→ What to work on
Below are some records; return each one exactly.

→ Records for this exercise

# # # # # # #

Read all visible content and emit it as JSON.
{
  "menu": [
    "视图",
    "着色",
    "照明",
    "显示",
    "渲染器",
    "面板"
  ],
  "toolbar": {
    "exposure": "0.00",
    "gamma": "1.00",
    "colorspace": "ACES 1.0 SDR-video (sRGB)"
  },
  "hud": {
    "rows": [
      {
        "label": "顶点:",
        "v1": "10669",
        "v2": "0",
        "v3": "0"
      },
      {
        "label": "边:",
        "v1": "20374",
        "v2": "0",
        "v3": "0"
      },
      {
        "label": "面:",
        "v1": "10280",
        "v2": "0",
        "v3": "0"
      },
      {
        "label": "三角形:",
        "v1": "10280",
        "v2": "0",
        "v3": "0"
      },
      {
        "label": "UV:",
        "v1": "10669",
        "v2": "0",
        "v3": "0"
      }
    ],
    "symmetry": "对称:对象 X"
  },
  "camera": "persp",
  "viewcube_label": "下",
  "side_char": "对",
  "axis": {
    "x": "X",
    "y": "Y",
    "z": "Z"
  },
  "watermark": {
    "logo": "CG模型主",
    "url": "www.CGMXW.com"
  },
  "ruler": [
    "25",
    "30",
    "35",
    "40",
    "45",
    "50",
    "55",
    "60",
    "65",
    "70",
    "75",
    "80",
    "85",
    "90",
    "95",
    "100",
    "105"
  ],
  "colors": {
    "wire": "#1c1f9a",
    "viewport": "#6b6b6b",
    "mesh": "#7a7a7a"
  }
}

# # # # # # #

→ Answer below
Read all visible content and emit it as JSON.
{
  "menu": [
    "视图",
    "着色",
    "照明",
    "显示",
    "渲染器",
    "面板"
  ],
  "toolbar": {
    "exposure": "0.00",
    "gamma": "1.00",
    "colorspace": "ACES 1.0 SDR-video (sRGB)"
  },
  "hud": {
    "rows": [
      {
        "label": "顶点:",
        "v1": "10669",
        "v2": "0",
        "v3": "0"
      },
      {
        "label": "边:",
        "v1": "20374",
        "v2": "0",
        "v3": "0"
      },
      {
        "label": "面:",
        "v1": "10280",
        "v2": "0",
        "v3": "0"
      },
      {
        "label": "三角形:",
        "v1": "10280",
        "v2": "0",
        "v3": "0"
      },
      {
        "label": "UV:",
        "v1": "10669",
        "v2": "0",
        "v3": "0"
      }
    ],
    "symmetry": "对称:对象 X"
  },
  "camera": "persp",
  "viewcube_label": "下",
  "side_char": "对",
  "axis": {
    "x": "X",
    "y": "Y",
    "z": "Z"
  },
  "watermark": {
    "logo": "CG模型主",
    "url": "www.CGMXW.com"
  },
  "ruler": [
    "25",
    "30",
    "35",
    "40",
    "45",
    "50",
    "55",
    "60",
    "65",
    "70",
    "75",
    "80",
    "85",
    "90",
    "95",
    "100",
    "105"
  ],
  "colors": {
    "wire": "#1c1f9a",
    "viewport": "#6b6b6b",
    "mesh": "#7a7a7a"
  }
}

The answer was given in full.